◆ TASK DATA:
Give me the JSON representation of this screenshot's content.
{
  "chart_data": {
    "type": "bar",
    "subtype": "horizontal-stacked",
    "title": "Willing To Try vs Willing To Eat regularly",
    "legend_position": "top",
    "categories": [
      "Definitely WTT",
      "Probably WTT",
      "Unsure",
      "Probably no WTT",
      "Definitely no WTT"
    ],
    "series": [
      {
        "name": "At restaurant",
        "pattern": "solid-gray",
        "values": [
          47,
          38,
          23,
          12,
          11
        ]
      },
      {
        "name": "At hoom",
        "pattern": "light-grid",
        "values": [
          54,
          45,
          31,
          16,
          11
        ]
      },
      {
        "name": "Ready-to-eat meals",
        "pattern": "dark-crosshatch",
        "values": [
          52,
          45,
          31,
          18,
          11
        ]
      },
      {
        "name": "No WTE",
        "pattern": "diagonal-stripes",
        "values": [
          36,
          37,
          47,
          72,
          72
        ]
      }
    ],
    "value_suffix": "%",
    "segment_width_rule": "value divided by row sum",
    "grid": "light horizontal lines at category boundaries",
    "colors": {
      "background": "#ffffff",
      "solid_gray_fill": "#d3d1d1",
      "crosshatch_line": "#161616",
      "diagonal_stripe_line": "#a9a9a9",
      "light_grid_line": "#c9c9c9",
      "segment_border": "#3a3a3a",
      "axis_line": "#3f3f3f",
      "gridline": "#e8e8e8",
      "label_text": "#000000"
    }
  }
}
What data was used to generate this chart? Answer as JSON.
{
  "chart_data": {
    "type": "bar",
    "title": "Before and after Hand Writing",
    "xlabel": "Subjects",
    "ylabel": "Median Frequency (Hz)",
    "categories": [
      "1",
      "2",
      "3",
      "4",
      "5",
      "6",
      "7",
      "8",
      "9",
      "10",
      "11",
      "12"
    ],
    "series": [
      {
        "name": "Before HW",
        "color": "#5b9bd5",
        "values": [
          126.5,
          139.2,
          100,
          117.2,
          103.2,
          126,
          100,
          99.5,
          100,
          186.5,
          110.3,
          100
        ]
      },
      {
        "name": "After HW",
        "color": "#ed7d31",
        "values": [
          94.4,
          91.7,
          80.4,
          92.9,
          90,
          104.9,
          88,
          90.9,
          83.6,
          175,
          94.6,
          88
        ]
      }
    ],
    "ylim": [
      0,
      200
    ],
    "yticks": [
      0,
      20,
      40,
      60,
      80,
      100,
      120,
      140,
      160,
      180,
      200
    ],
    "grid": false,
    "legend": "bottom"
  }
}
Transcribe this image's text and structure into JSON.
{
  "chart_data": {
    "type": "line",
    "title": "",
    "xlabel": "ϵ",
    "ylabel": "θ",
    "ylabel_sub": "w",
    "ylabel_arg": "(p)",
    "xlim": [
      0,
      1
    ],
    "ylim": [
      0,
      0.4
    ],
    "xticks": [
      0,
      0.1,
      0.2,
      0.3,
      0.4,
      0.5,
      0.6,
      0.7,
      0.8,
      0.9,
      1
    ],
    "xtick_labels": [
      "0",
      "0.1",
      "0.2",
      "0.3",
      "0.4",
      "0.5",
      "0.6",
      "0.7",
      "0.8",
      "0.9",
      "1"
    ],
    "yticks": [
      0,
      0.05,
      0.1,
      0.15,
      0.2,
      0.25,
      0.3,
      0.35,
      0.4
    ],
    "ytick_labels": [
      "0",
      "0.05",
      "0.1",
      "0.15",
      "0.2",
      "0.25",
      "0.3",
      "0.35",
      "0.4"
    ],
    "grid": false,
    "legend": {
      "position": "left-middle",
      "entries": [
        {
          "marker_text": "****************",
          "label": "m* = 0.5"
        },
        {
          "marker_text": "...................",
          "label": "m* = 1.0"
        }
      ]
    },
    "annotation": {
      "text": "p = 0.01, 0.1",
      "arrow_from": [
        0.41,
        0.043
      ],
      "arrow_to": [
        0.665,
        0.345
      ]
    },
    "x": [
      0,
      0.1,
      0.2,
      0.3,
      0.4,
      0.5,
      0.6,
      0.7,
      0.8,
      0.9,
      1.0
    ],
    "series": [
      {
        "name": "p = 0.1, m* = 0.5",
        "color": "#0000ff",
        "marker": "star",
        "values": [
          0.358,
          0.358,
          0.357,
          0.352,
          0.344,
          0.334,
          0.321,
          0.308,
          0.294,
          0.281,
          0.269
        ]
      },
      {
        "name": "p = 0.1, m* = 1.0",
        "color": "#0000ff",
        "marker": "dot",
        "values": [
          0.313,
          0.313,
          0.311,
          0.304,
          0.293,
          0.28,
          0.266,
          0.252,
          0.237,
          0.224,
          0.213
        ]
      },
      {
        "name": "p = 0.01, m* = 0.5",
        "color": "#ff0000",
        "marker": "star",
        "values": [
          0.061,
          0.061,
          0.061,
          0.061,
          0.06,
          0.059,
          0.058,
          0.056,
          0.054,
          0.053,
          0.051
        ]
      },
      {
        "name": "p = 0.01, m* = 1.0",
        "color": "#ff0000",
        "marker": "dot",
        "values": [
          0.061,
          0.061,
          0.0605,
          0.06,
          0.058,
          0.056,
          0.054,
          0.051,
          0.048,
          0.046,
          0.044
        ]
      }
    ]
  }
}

◆ DIRECTIONS FOR THIS TASK: Check each line of the records above for the word "title", then give the number of lines that have it, with no other words.

◆ REPLY TO THE EXERCISE: 3